▶ DATA EXTRACT:

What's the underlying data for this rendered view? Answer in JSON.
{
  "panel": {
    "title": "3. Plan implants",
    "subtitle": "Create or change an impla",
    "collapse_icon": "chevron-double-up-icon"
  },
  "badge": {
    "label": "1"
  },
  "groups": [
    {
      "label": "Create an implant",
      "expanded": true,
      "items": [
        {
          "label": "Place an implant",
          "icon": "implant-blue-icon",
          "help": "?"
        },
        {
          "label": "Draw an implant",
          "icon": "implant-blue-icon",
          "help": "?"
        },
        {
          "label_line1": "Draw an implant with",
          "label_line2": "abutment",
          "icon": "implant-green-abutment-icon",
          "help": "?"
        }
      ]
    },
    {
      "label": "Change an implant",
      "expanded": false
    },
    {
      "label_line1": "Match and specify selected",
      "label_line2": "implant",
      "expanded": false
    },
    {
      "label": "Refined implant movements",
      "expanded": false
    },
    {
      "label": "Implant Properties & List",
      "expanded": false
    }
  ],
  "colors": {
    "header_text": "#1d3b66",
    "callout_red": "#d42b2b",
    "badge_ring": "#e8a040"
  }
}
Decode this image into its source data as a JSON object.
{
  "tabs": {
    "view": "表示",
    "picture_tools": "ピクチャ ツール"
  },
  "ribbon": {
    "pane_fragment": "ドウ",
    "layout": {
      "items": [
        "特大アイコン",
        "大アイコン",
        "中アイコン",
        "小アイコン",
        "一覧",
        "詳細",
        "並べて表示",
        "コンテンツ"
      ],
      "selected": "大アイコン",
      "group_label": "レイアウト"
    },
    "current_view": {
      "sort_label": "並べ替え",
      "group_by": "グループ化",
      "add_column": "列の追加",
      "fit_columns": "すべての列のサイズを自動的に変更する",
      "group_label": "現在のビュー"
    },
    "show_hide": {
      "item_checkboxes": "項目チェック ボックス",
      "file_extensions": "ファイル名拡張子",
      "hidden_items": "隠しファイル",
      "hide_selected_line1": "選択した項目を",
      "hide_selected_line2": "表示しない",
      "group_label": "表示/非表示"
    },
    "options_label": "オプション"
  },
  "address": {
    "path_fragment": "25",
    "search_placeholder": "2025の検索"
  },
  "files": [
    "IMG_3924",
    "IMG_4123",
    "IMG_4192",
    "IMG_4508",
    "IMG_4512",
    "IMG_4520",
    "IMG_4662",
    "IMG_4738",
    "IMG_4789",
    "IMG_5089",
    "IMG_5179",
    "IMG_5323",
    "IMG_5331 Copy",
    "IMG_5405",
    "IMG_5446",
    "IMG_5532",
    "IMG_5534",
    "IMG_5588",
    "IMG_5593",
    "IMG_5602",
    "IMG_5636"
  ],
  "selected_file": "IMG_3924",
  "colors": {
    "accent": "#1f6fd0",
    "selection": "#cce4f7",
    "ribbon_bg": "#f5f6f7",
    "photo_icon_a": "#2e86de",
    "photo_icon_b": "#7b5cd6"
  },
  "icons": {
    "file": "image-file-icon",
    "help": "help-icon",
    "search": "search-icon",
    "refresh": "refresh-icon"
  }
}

▶ REQUEST: Wherever the word "abutment" occurs in a line of the listing, copy that line.

▶ OUTPUT FOR THIS TASK:
          "label_line2": "abutment",
          "icon": "implant-green-abutment-icon",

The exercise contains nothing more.